══ Task data
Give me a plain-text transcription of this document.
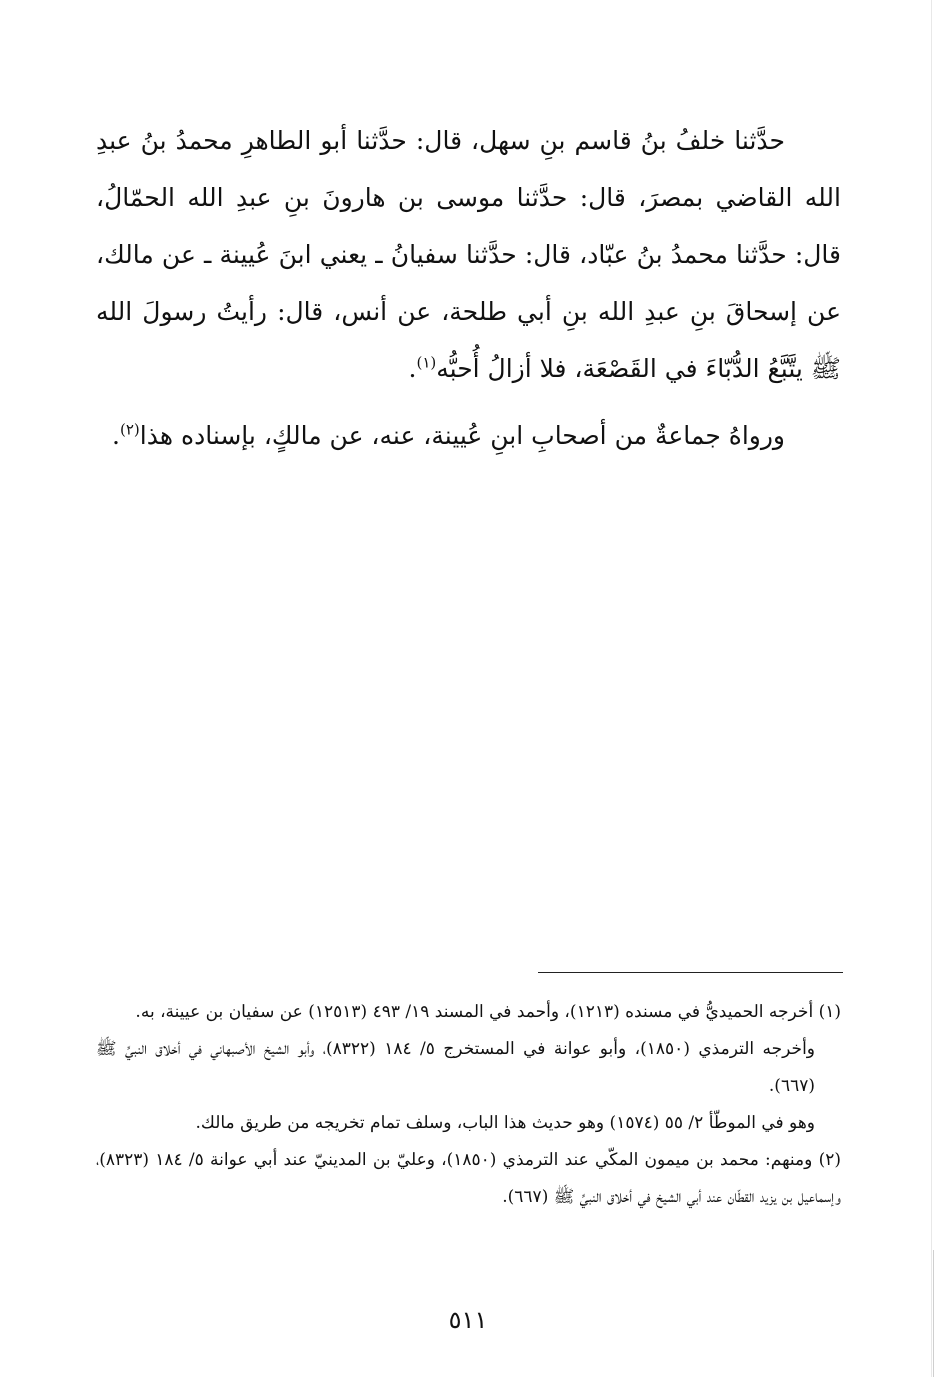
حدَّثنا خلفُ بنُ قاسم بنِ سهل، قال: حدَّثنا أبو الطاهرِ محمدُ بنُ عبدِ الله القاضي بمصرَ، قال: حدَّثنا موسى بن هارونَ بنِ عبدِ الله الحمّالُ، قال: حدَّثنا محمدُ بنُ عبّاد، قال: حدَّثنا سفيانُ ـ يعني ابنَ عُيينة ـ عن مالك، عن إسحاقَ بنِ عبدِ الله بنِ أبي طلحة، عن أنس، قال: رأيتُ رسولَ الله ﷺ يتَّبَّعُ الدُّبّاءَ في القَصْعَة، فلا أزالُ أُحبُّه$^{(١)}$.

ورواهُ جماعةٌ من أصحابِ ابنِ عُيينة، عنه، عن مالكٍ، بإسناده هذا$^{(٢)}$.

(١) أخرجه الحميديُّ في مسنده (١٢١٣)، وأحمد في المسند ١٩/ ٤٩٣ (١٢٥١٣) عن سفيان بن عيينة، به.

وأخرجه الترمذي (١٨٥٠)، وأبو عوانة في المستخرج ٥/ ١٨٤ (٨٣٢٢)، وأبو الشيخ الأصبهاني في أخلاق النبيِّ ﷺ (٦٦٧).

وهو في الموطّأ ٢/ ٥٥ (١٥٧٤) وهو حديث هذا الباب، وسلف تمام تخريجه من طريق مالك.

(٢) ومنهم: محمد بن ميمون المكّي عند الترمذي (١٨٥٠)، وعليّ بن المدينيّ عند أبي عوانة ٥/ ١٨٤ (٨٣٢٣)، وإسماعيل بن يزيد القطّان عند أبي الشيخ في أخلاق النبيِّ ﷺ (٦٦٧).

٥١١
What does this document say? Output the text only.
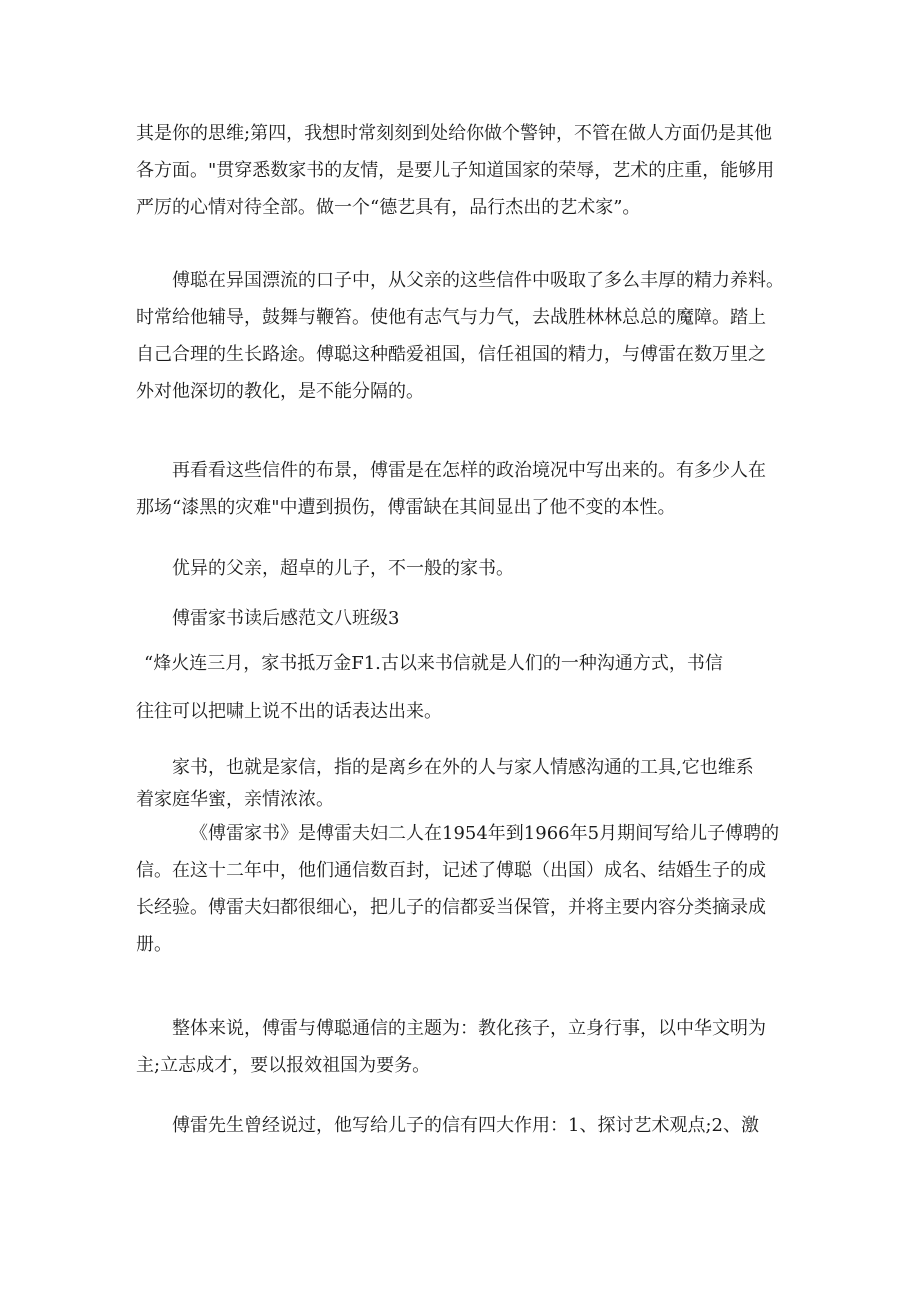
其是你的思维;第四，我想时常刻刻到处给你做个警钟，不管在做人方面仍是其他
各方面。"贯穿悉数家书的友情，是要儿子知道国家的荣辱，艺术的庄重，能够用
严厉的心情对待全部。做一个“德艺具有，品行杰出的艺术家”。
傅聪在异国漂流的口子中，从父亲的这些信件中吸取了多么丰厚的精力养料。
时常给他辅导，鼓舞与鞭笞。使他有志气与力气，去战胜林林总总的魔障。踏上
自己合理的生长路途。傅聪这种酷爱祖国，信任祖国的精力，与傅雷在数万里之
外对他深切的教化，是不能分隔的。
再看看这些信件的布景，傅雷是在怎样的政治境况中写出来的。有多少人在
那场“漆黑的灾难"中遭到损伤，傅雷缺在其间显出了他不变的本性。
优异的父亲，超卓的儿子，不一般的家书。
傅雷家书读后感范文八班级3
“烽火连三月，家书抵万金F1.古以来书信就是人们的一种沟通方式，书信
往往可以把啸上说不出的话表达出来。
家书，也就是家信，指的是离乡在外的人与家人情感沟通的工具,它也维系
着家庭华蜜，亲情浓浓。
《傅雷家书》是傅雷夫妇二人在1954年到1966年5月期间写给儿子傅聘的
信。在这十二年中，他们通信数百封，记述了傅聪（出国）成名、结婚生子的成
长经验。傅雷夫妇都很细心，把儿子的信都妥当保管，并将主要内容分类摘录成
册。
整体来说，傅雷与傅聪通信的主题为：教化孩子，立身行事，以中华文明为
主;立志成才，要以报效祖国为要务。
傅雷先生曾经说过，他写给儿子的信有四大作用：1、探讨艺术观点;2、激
════
### Aim
Identify and copy all lines with the word "text".

### Answer to the problem
Give me a plain-text transcription of this document.
What does this document say? Output the text only.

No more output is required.